───── Registros

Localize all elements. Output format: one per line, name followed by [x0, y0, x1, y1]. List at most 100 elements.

──────────
───── Registros

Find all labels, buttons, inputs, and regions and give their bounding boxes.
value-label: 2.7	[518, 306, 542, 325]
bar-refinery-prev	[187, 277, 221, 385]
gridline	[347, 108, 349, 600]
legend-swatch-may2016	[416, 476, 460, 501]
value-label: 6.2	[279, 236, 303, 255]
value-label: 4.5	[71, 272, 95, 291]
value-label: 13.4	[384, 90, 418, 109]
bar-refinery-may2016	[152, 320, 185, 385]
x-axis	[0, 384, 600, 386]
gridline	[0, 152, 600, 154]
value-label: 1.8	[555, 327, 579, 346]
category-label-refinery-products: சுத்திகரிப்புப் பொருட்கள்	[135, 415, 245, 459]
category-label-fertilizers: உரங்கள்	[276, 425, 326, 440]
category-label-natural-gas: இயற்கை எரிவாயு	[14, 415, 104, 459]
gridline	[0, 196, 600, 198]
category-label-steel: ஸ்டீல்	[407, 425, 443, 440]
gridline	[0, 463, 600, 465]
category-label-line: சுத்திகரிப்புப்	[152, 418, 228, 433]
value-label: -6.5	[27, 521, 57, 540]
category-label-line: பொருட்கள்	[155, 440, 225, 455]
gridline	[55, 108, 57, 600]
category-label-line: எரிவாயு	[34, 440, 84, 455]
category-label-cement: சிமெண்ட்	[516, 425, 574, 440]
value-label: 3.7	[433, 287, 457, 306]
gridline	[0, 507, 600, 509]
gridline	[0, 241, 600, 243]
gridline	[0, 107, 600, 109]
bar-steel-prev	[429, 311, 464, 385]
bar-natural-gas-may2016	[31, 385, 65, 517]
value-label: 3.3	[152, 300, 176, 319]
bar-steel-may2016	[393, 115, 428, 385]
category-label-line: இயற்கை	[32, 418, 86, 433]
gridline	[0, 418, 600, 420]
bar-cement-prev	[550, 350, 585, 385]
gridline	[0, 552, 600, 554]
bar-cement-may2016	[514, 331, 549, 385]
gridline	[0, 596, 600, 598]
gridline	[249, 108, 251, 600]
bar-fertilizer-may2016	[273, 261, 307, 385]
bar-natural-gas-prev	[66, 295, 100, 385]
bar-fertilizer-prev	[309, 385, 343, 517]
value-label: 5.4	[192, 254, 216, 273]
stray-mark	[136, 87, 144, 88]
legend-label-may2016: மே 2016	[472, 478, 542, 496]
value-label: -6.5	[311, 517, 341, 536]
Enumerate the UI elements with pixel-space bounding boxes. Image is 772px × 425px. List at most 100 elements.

──────────

Coloque numa tabela Markdown as linhas que começam na que tem "Find all labels, buttons, inputs, and" e terminam na que tem "463, 600, 465]", incluindo as duas e pulando as linhas em branco. Use as colunas "Nº", com o número de cada linha, e "Linha", com o texto dela.

▸ **Resultado completo**:
| Nº | Linha |
|---|---|
| 1 | Find all labels, buttons, inputs, and regions and give their bounding boxes. |
| 2 | value-label: 2.7	[518, 306, 542, 325] |
| 3 | bar-refinery-prev	[187, 277, 221, 385] |
| 4 | gridline	[347, 108, 349, 600] |
| 5 | legend-swatch-may2016	[416, 476, 460, 501] |
| 6 | value-label: 6.2	[279, 236, 303, 255] |
| 7 | value-label: 4.5	[71, 272, 95, 291] |
| 8 | value-label: 13.4	[384, 90, 418, 109] |
| 9 | bar-refinery-may2016	[152, 320, 185, 385] |
| 10 | x-axis	[0, 384, 600, 386] |
| 11 | gridline	[0, 152, 600, 154] |
| 12 | value-label: 1.8	[555, 327, 579, 346] |
| 13 | category-label-refinery-products: சுத்திகரிப்புப் பொருட்கள்	[135, 415, 245, 459] |
| 14 | category-label-fertilizers: உரங்கள்	[276, 425, 326, 440] |
| 15 | category-label-natural-gas: இயற்கை எரிவாயு	[14, 415, 104, 459] |
| 16 | gridline	[0, 196, 600, 198] |
| 17 | category-label-steel: ஸ்டீல்	[407, 425, 443, 440] |
| 18 | gridline	[0, 463, 600, 465] |